__Short problem__: Scan the data beneath this task and copy each line that includes "moreli".

__Data for this task__:
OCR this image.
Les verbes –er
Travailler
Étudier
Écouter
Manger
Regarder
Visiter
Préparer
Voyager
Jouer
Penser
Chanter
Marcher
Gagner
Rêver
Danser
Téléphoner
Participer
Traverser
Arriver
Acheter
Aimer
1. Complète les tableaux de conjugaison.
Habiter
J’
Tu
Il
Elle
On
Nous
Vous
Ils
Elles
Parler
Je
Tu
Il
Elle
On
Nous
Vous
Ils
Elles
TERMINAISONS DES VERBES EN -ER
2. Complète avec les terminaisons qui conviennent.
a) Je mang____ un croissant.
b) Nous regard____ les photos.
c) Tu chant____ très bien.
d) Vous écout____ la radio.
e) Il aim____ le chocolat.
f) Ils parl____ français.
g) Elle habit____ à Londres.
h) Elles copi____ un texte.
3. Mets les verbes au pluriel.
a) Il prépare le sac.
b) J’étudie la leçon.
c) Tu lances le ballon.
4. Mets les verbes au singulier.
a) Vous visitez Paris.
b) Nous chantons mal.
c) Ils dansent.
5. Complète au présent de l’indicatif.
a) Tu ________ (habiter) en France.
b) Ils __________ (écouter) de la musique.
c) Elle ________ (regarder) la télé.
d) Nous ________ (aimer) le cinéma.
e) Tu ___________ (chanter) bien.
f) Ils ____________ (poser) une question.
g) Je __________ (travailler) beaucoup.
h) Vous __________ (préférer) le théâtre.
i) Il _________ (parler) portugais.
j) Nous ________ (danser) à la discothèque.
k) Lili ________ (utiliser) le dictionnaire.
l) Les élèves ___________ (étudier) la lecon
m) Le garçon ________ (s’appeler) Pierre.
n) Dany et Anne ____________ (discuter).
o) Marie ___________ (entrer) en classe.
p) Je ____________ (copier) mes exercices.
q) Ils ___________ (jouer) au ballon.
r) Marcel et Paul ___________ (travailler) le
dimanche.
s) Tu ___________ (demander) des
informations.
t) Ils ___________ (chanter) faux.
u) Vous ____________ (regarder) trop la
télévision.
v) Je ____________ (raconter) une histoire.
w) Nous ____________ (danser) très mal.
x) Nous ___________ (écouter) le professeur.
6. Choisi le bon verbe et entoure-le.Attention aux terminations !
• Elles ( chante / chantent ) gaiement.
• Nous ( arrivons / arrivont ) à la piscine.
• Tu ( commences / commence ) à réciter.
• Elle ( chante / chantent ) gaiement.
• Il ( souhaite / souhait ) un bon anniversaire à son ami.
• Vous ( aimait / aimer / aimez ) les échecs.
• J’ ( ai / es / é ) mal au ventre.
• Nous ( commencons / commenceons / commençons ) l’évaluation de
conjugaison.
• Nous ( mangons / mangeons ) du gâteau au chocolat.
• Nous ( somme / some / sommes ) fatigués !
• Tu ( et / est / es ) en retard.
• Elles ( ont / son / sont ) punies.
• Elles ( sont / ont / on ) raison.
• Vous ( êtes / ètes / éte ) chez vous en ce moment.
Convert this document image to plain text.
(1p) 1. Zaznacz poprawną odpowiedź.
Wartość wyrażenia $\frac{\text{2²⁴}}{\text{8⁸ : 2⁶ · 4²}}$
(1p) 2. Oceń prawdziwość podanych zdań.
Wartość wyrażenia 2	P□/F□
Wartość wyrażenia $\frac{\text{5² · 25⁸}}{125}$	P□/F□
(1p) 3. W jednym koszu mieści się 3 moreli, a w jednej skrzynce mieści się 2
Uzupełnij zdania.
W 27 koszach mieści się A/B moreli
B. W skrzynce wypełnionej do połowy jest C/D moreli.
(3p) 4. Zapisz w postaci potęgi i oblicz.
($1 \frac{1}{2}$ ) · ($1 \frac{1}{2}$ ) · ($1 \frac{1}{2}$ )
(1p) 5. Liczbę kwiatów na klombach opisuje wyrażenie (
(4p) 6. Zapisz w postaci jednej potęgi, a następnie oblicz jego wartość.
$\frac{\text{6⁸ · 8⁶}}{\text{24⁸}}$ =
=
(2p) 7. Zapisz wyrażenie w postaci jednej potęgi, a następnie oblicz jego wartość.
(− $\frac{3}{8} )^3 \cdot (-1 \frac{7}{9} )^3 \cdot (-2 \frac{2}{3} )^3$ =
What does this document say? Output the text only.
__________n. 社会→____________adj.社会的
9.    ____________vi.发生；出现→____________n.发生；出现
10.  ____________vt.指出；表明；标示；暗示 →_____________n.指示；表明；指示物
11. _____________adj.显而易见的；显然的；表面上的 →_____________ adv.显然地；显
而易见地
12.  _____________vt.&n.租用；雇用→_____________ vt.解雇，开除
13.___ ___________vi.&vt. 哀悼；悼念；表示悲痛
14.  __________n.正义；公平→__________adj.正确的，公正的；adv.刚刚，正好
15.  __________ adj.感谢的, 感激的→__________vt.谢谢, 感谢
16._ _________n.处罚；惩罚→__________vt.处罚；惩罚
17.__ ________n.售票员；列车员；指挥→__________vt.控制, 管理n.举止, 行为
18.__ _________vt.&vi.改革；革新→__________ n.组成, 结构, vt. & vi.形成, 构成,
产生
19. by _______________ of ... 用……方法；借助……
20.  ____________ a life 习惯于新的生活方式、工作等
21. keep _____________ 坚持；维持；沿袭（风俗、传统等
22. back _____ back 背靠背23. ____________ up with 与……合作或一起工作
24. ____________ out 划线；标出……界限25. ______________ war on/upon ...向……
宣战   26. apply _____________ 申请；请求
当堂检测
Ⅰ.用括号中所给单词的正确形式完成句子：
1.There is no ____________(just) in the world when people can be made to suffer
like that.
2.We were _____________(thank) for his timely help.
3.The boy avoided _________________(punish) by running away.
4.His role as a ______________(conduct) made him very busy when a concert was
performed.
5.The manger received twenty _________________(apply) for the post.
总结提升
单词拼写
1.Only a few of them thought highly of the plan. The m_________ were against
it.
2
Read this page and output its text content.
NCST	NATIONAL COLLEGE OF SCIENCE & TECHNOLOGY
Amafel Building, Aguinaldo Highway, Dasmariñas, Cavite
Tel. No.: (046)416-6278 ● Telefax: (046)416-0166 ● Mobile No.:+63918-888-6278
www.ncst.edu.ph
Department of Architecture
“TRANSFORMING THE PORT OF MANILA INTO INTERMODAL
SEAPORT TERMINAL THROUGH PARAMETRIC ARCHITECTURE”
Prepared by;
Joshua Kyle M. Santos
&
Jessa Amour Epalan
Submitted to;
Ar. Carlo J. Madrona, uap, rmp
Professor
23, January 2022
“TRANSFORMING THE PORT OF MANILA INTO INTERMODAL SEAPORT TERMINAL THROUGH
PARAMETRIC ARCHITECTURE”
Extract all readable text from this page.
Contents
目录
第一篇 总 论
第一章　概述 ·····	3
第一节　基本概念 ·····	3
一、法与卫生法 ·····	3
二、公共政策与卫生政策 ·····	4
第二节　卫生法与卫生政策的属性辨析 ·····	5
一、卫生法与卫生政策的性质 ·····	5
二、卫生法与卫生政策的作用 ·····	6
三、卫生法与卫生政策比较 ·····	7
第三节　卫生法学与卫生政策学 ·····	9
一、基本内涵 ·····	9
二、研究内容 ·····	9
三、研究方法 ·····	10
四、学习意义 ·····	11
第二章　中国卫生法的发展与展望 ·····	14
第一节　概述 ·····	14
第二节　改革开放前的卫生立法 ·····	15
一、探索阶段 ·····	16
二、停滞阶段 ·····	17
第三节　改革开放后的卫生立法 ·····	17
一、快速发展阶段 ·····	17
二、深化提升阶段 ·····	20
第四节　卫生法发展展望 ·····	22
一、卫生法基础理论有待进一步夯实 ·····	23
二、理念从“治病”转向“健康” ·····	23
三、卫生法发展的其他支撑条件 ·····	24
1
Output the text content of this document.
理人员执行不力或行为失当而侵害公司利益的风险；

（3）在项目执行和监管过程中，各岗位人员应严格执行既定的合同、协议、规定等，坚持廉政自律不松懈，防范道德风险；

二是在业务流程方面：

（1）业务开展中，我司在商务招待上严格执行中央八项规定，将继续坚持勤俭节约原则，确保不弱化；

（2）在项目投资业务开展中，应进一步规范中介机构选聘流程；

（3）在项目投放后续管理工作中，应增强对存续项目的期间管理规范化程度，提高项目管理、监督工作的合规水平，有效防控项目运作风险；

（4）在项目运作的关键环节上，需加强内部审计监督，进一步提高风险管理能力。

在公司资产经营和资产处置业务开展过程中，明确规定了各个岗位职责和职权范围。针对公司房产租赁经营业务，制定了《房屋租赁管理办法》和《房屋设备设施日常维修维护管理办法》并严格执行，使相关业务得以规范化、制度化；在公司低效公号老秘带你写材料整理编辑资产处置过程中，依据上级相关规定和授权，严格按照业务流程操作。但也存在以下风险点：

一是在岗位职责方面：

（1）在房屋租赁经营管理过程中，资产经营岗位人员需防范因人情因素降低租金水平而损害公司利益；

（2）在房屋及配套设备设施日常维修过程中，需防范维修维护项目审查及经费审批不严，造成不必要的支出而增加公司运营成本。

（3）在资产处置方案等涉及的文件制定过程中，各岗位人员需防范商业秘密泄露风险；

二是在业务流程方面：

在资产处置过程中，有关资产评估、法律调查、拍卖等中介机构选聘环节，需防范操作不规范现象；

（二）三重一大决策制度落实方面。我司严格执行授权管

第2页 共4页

__Answer to this exercise__:
(1p) 3. W jednym koszu mieści się 3 moreli, a w jednej skrzynce mieści się 2
W 27 koszach mieści się A/B moreli
B. W skrzynce wypełnionej do połowy jest C/D moreli.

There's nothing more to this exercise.